***** MATERIAL TO PROCESS *****

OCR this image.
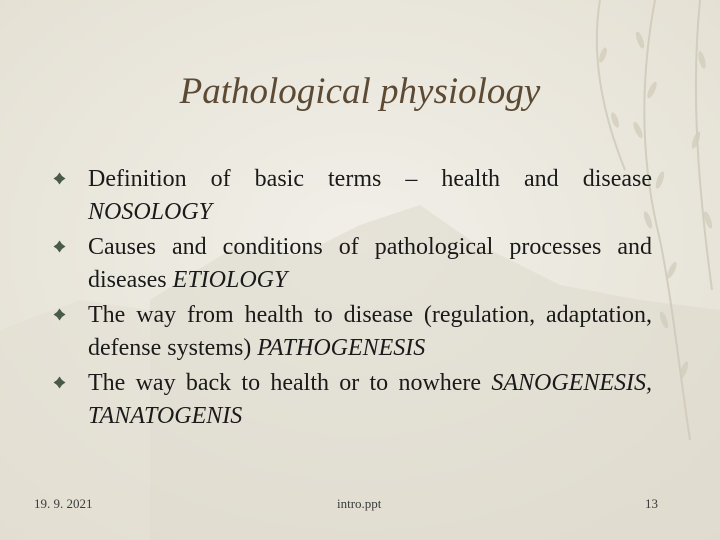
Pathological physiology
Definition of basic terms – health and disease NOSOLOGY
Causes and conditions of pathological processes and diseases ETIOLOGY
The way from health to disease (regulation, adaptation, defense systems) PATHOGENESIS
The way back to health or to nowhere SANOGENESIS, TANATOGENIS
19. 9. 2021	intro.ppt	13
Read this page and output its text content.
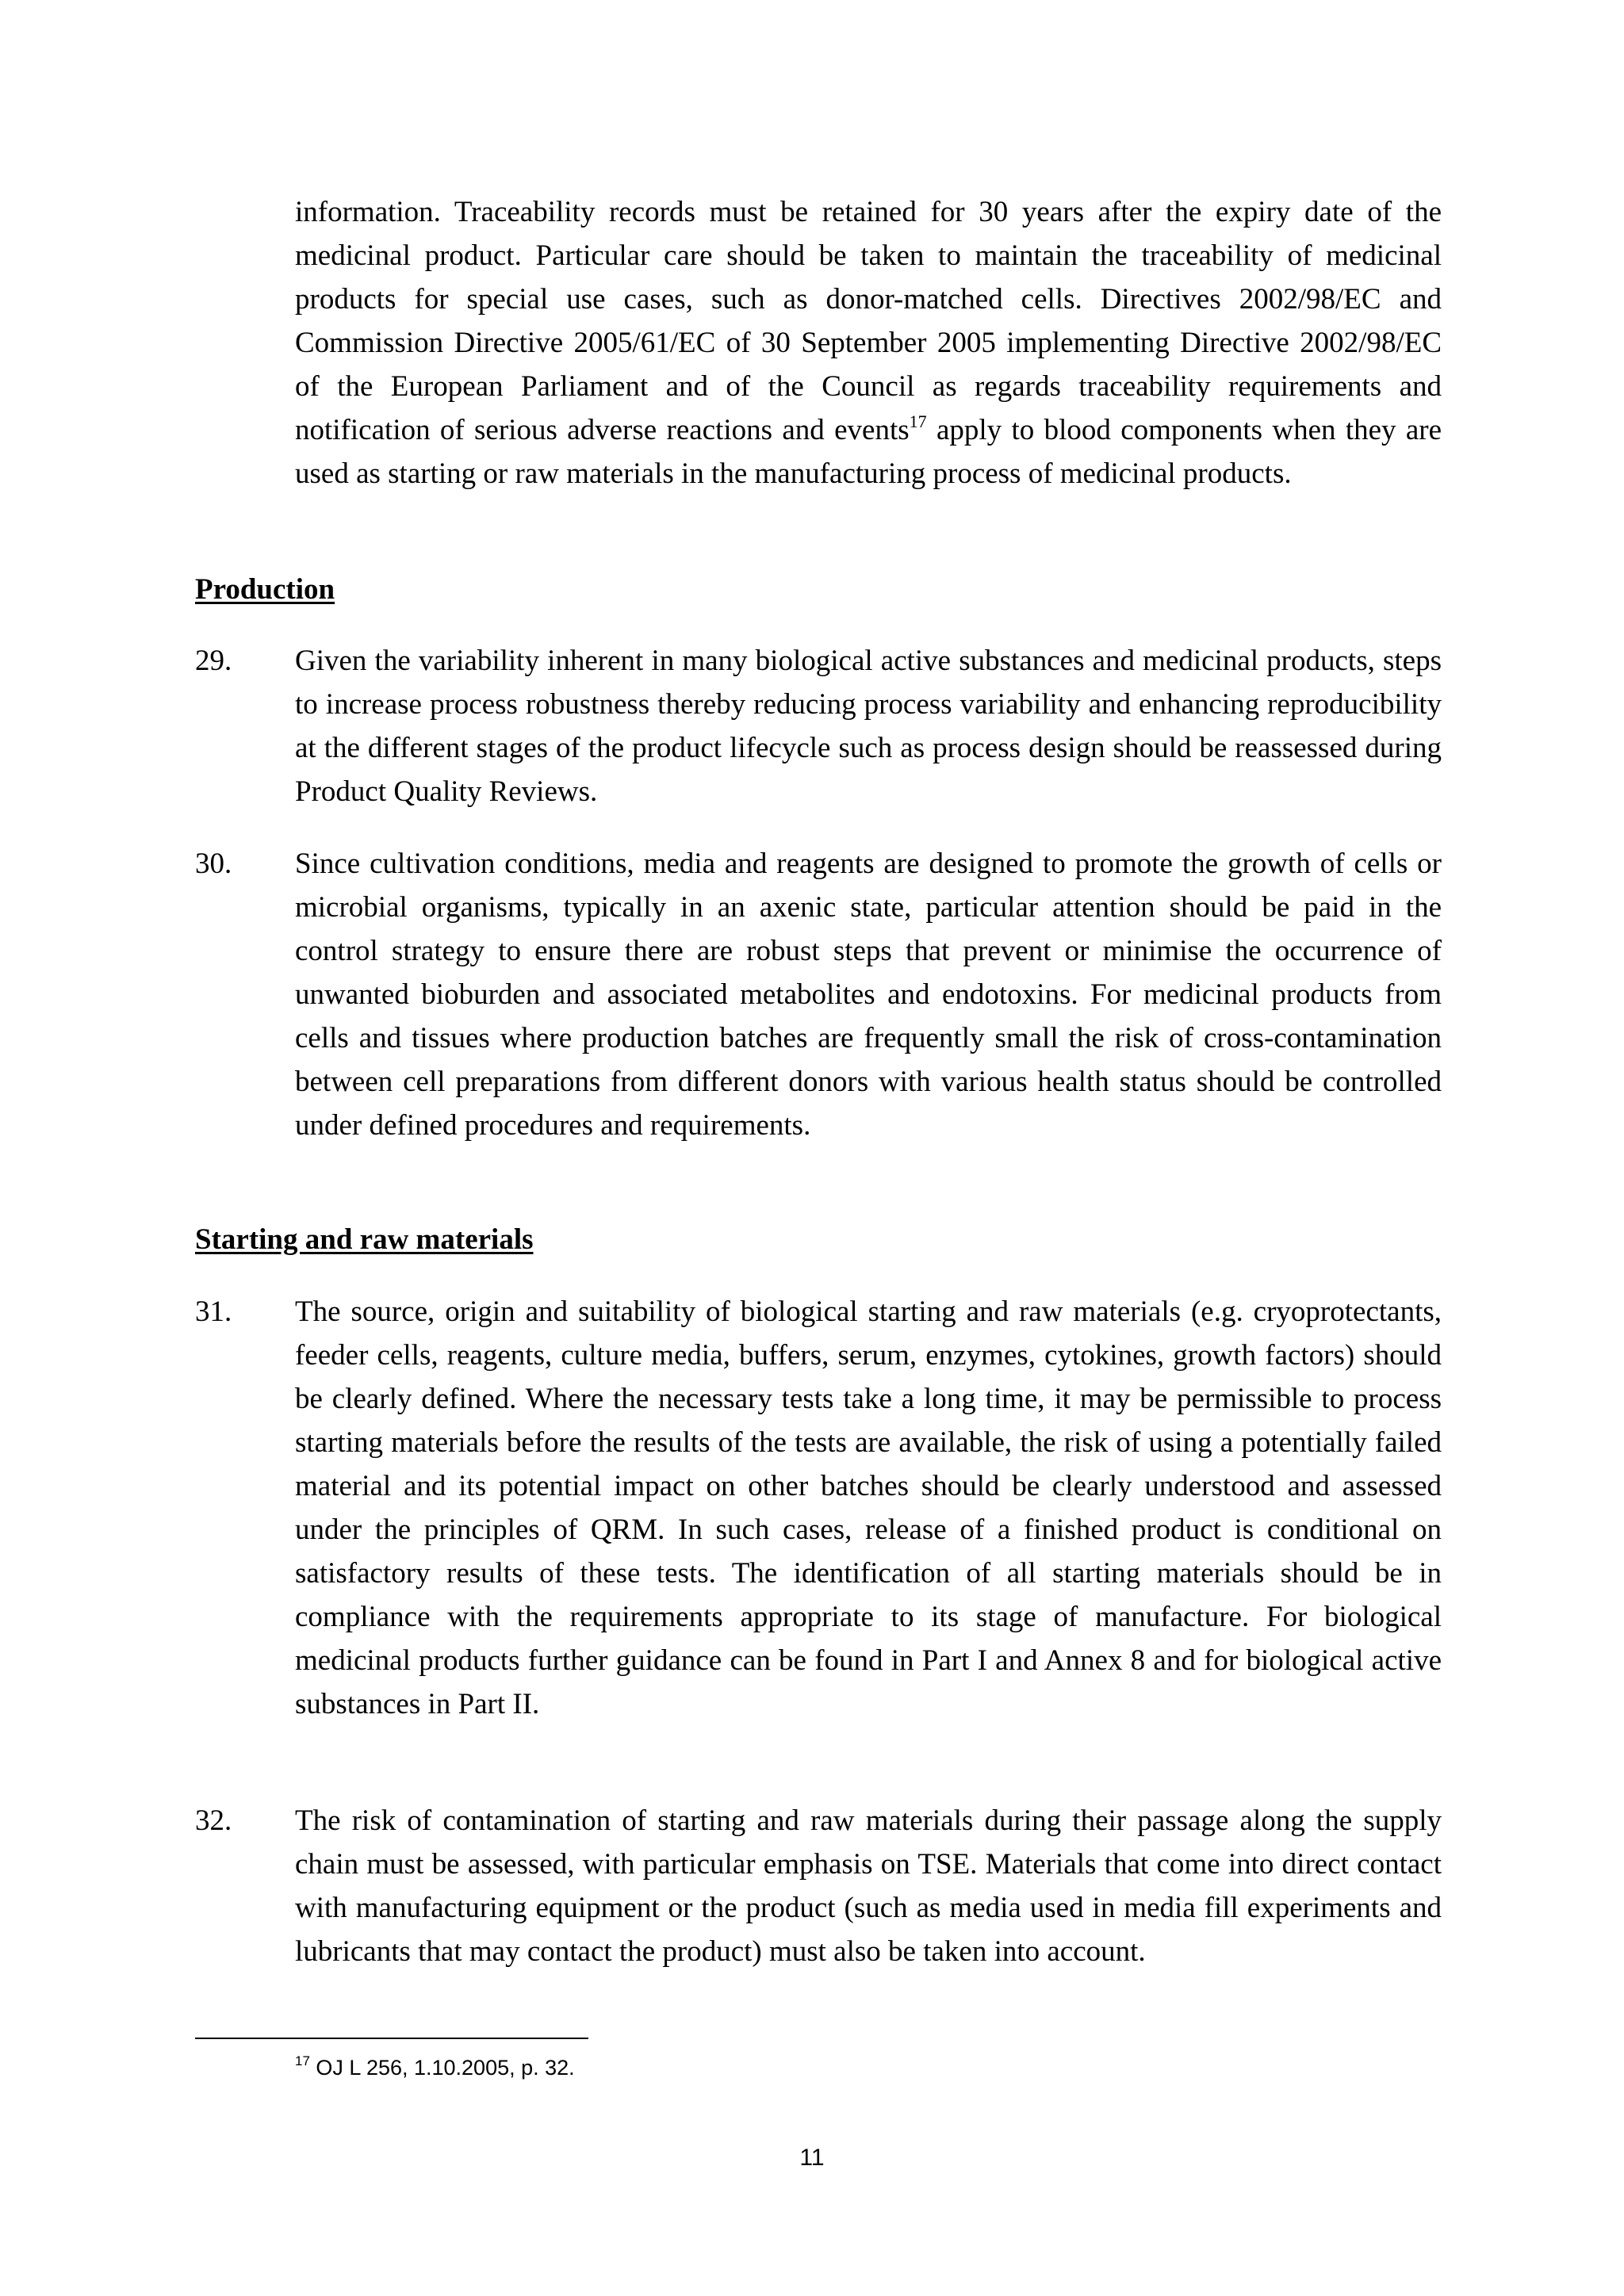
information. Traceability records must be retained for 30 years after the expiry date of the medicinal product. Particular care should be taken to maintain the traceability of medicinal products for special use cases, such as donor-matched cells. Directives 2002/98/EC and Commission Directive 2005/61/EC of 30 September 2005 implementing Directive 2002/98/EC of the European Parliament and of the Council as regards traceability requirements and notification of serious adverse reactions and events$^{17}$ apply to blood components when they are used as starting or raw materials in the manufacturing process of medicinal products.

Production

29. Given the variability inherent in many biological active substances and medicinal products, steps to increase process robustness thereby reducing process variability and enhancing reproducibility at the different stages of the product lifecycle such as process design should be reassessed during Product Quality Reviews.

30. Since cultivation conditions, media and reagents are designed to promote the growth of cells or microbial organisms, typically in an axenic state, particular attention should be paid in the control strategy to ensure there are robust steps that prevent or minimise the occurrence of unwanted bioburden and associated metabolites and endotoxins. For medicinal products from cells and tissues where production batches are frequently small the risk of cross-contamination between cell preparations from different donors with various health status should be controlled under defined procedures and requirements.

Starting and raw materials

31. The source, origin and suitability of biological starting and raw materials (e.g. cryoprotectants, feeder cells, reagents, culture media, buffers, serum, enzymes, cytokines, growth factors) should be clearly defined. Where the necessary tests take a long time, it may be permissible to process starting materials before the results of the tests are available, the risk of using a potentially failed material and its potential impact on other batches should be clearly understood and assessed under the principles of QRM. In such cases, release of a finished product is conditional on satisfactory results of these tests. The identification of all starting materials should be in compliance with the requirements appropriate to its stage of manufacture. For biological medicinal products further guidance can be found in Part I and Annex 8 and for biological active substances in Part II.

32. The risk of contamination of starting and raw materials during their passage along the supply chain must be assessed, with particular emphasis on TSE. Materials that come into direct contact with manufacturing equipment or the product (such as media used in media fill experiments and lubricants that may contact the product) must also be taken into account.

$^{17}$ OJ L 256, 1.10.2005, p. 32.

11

*****

EXERCISE DESCRIPTION — Look through the listing above and copy each line with the word "this" in it.

ANSWER SECTION —
OCR this image.
Read this page and output its text content.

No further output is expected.